(Source):
********

Lets perform a simple example test. This is directly from the repo. It has additional comments, for the point of reviewing the environment

About the environment state. A vector of self.state_shape=[72]

This takes an interesting approach. They use a deck of 52 cards. and encode the "Community" or "Public" Cards with the "hand" cards using a 52 card encoding. 

Comment: I am very supprised about this, as the "hand" cards should have a lot more value.

0 - 52 : Hand + Community card encoding as one hot vector
52 -72 : Raise number ... I guess a max of 20 raises? Still need to get this concept 


In [0]:

import tensorflow as tf

import rlcard
from rlcard.agents.dqn_agent import DQNAgent
from rlcard.agents.random_agent import RandomAgent
from rlcard.utils.utils import set_global_seed
from rlcard.utils.logger import Logger

# Make environment
env = rlcard.make('limit-holdem2')
eval_env = rlcard.make('limit-holdem2')

# Set the iterations numbers and how frequently we evaluate/save plot
evaluate_every = 100
save_plot_every = 1000
evaluate_num = 10000
episode_num = 1000000

# Set the the number of steps for collecting normalization statistics
# and intial memory size
memory_init_size = 1000
norm_step = 100

# The paths for saving the logs and learning curves
root_path = './experiments/limit_holdem_dqn_result/'
log_path = root_path + 'log.txt'
csv_path = root_path + 'performance.csv'
figure_path = root_path + 'figures/'

# Set a global seed
set_global_seed(0)

with tf.Session() as sess:
    # Set agents
    global_step = tf.Variable(0, name='global_step', trainable=False)
    agent = DQNAgent(sess,
                     scope='dqn',
                     action_num=env.action_num,
                     replay_memory_size=int(1e5),
                     replay_memory_init_size=memory_init_size,
                     norm_step=norm_step,
                     state_shape=env.state_shape,
                     mlp_layers=[512, 512])

    random_agent = RandomAgent(action_num=eval_env.action_num)

    sess.run(tf.global_variables_initializer())

    env.set_agents([agent, random_agent])
    eval_env.set_agents([agent, random_agent])

    # Count the number of steps
    step_counter = 0

    # Init a Logger to plot the learning curve
    logger = Logger(xlabel='timestep', ylabel='reward', legend='DQN on Limit Texas Holdem', log_path=log_path, csv_path=csv_path)

********

(Input material):

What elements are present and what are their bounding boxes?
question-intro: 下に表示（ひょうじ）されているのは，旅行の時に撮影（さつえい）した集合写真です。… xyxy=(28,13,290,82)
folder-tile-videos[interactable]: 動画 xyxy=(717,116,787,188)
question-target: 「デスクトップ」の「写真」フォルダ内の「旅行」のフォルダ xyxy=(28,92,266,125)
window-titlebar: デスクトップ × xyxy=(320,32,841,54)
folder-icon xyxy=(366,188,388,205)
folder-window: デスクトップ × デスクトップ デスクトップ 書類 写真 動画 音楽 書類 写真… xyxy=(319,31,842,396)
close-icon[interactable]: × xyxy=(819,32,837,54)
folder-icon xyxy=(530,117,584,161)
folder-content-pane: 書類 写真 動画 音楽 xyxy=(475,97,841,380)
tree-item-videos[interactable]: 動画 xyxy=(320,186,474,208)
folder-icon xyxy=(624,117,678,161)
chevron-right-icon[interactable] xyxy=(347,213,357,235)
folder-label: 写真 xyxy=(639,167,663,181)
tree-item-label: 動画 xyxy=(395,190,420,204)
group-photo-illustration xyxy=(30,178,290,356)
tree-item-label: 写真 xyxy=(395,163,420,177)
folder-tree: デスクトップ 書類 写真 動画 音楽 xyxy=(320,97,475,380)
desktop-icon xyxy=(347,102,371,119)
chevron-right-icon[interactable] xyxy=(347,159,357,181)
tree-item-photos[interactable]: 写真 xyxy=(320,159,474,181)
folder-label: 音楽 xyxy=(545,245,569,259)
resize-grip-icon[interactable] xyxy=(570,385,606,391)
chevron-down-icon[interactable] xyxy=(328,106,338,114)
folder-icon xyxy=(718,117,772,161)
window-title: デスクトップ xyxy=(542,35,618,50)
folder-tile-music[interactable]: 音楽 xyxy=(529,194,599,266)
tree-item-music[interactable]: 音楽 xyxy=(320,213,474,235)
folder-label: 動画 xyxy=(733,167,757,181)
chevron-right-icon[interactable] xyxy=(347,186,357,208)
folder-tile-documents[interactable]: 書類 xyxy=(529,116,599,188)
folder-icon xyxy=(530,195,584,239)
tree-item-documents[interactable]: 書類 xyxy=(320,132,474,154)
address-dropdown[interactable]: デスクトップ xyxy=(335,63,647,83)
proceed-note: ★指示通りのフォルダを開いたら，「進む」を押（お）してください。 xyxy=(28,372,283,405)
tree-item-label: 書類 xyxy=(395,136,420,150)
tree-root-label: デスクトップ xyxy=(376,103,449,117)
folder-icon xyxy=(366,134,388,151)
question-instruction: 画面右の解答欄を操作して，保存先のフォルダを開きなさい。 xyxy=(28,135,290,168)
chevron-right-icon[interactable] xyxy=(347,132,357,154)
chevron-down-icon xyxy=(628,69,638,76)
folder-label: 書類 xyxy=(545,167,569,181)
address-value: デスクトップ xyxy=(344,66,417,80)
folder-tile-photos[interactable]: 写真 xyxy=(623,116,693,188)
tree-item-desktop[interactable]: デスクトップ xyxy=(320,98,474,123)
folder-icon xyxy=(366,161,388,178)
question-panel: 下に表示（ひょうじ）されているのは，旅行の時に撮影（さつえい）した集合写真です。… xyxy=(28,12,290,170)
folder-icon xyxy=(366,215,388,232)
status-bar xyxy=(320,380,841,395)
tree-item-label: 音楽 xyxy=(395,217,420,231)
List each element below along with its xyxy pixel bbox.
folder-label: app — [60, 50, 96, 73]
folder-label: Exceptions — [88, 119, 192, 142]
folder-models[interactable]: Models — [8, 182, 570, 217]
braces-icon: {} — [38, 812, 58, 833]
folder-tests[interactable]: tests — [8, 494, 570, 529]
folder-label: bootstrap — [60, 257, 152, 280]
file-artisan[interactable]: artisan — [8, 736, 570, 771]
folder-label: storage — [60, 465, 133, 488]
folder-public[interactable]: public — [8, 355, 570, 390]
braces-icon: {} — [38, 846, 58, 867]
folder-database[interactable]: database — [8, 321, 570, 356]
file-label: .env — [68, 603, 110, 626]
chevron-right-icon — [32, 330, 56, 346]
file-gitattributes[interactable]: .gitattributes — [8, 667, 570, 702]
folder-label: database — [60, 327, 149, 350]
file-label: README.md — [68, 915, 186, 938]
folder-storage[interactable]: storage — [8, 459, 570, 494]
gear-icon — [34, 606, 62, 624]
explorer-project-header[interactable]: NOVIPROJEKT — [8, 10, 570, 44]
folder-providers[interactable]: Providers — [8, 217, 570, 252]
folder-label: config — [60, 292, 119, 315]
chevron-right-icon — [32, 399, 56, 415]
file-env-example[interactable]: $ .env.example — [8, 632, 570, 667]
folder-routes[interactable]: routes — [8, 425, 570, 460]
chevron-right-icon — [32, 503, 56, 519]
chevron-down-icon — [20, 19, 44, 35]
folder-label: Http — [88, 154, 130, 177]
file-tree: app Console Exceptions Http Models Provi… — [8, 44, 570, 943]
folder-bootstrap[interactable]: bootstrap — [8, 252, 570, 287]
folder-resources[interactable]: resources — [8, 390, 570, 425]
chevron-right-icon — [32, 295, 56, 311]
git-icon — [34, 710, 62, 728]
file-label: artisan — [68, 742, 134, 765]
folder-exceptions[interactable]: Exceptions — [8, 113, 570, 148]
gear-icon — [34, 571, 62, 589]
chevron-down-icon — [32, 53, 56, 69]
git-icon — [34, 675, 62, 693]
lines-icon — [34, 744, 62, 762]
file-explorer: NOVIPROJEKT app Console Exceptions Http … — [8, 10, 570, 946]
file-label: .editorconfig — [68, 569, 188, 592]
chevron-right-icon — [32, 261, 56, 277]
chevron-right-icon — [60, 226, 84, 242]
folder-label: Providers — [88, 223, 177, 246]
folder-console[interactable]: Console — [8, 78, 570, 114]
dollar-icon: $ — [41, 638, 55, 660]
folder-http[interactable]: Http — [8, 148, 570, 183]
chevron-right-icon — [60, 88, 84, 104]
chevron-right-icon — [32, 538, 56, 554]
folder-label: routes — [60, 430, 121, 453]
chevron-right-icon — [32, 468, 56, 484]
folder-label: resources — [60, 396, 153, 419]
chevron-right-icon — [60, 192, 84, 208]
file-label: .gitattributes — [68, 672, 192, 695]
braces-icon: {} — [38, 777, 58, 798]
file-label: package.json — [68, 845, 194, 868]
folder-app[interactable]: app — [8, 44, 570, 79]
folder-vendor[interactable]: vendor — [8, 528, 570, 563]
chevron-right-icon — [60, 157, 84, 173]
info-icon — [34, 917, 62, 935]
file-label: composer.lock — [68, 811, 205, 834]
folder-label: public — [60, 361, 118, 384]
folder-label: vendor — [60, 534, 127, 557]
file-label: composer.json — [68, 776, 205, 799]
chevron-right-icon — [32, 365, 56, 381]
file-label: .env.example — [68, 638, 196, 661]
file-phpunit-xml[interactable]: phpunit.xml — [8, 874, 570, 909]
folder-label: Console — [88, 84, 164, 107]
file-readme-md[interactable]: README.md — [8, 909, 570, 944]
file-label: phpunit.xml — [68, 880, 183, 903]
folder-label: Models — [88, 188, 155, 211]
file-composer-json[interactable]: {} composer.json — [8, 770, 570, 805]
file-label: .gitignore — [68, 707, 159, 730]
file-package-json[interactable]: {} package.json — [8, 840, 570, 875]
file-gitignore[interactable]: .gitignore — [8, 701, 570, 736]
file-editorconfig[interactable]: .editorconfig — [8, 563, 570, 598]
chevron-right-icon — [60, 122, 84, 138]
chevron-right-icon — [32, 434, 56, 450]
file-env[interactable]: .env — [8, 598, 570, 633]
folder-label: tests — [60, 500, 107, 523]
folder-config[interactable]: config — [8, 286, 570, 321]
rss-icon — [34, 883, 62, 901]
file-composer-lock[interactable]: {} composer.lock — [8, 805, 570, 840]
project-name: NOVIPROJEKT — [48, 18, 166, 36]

********

(Task A): Reproduce the stretch of the rlcard Limit Hold'em excerpt from "About the environment" through "lot more value." word for word.
(Task B): Please rewrite the stretch of the records from their first line through the line containing "tree-item-label: 写真 xyxy=(395,163,420,177)" as a Markdown table with the columns Row and Line, leaving out blank lines.

(Written reply A):
About the environment state. A vector of self.state_shape=[72]

This takes an interesting approach. They use a deck of 52 cards. and encode the "Community" or "Public" Cards with the "hand" cards using a 52 card encoding. 

Comment: I am very supprised about this, as the "hand" cards should have a lot more value.

(Written reply B):
| Row | Line |
|---|---|
| 1 | What elements are present and what are their bounding boxes? |
| 2 | question-intro: 下に表示（ひょうじ）されているのは，旅行の時に撮影（さつえい）した集合写真です。… xyxy=(28,13,290,82) |
| 3 | folder-tile-videos[interactable]: 動画 xyxy=(717,116,787,188) |
| 4 | question-target: 「デスクトップ」の「写真」フォルダ内の「旅行」のフォルダ xyxy=(28,92,266,125) |
| 5 | window-titlebar: デスクトップ × xyxy=(320,32,841,54) |
| 6 | folder-icon xyxy=(366,188,388,205) |
| 7 | folder-window: デスクトップ × デスクトップ デスクトップ 書類 写真 動画 音楽 書類 写真… xyxy=(319,31,842,396) |
| 8 | close-icon[interactable]: × xyxy=(819,32,837,54) |
| 9 | folder-icon xyxy=(530,117,584,161) |
| 10 | folder-content-pane: 書類 写真 動画 音楽 xyxy=(475,97,841,380) |
| 11 | tree-item-videos[interactable]: 動画 xyxy=(320,186,474,208) |
| 12 | folder-icon xyxy=(624,117,678,161) |
| 13 | chevron-right-icon[interactable] xyxy=(347,213,357,235) |
| 14 | folder-label: 写真 xyxy=(639,167,663,181) |
| 15 | tree-item-label: 動画 xyxy=(395,190,420,204) |
| 16 | group-photo-illustration xyxy=(30,178,290,356) |
| 17 | tree-item-label: 写真 xyxy=(395,163,420,177) |